What you have to do:
Give the number of lines that include the string "xlabel", nothing more.

★ ★ ★ ★ ★

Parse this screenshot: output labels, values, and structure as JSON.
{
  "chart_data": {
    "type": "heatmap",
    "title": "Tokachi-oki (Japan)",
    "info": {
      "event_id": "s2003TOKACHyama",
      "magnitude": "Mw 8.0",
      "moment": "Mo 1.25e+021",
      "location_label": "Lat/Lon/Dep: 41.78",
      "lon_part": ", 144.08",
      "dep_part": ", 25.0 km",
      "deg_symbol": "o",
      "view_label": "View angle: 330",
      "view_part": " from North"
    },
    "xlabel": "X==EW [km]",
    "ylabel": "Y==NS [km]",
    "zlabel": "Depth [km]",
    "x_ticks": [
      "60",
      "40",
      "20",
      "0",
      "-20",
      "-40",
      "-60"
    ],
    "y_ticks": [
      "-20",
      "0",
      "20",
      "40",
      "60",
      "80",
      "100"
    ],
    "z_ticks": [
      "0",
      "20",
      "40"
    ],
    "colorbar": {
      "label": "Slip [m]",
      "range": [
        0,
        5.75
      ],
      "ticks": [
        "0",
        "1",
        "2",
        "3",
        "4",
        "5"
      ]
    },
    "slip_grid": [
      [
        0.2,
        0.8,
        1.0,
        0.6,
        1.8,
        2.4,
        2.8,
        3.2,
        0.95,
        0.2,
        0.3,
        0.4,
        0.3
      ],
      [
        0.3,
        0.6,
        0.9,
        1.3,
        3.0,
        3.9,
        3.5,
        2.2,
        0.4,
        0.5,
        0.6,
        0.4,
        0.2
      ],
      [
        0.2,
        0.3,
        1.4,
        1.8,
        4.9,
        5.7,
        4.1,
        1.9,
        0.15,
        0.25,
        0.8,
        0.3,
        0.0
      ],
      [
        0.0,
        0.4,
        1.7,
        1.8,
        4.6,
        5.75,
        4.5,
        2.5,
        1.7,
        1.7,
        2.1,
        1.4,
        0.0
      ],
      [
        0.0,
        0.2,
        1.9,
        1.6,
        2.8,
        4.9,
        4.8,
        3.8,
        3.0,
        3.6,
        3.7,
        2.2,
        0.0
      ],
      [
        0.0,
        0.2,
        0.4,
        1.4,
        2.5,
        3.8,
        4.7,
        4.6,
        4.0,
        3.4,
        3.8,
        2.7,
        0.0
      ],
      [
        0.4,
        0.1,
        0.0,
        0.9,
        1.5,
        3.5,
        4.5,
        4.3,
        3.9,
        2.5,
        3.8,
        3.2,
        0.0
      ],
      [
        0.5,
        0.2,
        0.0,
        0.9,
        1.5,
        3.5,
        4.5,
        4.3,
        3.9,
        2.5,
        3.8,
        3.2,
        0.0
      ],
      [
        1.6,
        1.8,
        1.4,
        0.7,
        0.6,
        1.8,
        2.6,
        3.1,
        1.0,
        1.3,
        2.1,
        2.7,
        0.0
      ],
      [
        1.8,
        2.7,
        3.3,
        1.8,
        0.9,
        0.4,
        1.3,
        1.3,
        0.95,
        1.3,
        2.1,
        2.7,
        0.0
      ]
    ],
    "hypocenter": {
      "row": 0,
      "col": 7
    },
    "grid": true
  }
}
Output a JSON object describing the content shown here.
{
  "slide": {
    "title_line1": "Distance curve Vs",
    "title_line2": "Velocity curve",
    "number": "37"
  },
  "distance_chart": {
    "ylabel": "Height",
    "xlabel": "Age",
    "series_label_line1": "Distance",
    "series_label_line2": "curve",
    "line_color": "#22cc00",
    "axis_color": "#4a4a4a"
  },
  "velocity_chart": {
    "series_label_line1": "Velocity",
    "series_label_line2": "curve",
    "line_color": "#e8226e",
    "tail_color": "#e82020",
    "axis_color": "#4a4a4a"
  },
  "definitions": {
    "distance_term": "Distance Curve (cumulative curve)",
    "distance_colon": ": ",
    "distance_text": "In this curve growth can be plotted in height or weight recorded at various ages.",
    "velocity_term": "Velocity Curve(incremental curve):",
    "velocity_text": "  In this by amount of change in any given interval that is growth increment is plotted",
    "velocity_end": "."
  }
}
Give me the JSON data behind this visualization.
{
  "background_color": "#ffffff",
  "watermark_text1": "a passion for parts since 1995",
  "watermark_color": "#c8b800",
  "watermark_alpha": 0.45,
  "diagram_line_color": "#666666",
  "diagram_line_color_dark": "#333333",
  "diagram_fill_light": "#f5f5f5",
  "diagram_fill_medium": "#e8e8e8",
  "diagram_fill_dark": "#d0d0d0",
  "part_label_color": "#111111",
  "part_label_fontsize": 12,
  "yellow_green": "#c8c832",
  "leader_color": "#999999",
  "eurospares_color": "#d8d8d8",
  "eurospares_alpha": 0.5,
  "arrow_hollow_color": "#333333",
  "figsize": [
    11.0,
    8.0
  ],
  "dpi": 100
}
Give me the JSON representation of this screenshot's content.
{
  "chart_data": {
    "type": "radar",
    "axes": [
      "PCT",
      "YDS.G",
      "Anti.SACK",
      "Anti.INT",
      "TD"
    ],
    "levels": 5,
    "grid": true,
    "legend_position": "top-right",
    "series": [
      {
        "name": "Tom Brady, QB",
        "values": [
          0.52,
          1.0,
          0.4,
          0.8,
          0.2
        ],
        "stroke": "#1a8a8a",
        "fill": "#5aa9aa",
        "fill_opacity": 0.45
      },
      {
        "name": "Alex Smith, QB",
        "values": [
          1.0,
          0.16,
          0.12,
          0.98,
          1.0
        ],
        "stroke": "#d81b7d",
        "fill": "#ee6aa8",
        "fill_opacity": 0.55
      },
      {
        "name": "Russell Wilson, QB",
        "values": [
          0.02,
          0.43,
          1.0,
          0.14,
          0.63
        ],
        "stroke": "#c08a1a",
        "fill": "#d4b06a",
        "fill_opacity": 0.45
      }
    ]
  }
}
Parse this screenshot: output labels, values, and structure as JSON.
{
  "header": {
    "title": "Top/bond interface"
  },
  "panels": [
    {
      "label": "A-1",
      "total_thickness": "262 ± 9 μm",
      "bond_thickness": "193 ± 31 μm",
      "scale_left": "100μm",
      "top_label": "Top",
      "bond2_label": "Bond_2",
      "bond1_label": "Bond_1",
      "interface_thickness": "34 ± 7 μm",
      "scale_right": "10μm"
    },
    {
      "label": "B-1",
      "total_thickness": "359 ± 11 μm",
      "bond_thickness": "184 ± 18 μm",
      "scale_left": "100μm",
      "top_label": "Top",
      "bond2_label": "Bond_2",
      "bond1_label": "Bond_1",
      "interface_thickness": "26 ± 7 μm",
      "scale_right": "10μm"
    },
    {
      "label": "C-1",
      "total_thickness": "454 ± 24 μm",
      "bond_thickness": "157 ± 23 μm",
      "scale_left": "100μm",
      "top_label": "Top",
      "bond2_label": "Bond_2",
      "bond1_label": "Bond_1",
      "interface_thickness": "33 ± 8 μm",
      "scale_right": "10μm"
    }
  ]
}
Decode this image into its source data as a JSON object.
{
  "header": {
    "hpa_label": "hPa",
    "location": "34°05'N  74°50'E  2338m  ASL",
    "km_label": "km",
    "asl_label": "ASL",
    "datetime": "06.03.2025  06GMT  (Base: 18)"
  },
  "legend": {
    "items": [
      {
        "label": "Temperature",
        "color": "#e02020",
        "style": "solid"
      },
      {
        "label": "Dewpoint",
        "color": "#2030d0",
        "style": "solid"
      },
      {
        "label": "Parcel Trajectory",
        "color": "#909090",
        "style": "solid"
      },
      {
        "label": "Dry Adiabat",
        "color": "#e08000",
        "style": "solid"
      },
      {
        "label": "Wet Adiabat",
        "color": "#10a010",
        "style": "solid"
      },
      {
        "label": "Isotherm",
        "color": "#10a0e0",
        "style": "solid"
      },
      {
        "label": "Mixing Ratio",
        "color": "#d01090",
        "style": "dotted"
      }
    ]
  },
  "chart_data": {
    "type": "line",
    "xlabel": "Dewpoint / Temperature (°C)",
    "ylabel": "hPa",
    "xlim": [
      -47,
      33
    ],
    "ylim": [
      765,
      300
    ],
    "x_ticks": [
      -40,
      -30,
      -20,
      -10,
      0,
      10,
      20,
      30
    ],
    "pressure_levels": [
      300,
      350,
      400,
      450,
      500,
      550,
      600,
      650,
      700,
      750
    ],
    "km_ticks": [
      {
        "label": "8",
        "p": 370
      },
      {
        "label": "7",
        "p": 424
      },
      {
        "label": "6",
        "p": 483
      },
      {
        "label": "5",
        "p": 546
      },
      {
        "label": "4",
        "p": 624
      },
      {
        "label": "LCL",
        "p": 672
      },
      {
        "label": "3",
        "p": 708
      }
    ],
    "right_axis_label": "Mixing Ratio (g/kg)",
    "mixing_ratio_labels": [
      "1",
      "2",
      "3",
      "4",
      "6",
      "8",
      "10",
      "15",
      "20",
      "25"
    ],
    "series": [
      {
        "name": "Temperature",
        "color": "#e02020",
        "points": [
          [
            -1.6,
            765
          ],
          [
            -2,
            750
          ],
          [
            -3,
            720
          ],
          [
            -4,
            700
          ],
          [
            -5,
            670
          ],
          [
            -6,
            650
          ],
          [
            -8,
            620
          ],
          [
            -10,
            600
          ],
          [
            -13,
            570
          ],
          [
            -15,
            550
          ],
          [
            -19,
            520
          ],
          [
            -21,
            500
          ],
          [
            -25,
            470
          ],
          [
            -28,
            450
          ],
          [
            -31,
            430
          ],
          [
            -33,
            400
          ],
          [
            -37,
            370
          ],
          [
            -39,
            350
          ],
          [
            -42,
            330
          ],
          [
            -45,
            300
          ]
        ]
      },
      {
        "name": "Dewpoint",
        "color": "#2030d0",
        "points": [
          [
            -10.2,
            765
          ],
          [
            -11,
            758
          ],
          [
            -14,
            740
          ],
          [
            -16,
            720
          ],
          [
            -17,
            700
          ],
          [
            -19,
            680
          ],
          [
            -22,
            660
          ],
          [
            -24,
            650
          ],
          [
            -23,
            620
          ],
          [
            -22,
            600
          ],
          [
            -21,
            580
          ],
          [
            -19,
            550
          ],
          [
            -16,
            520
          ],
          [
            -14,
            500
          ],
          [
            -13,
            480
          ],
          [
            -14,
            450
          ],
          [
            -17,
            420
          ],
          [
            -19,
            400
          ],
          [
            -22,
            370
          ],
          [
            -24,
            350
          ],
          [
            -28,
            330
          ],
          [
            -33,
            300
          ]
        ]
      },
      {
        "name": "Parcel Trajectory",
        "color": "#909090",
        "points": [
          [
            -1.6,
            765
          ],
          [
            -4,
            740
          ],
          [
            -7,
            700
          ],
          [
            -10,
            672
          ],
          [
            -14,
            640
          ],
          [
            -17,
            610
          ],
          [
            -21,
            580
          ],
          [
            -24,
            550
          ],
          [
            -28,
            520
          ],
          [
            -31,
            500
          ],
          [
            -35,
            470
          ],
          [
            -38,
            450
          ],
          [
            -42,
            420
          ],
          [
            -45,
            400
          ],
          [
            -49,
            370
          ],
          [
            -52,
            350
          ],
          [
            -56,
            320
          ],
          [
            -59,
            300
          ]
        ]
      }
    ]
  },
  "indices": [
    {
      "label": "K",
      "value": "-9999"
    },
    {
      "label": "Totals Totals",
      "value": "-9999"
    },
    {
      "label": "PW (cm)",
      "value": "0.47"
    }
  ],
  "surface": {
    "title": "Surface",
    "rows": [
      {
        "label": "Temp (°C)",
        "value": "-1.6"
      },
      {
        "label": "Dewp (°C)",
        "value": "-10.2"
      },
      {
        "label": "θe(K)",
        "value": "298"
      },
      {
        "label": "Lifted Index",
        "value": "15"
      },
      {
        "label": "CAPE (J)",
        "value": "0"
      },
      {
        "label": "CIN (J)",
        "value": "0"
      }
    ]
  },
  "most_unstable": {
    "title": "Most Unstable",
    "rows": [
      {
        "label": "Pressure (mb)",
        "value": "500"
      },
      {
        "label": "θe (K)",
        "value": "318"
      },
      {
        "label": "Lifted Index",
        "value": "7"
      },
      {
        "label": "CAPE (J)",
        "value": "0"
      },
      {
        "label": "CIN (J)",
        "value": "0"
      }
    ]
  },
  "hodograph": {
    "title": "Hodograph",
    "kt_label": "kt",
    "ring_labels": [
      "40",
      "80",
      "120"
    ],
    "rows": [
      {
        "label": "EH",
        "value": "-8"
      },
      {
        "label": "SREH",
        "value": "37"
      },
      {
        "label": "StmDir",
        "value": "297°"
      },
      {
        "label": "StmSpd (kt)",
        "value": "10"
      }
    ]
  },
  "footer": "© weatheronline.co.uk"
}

★ ★ ★ ★ ★

Solution for this exercise:
3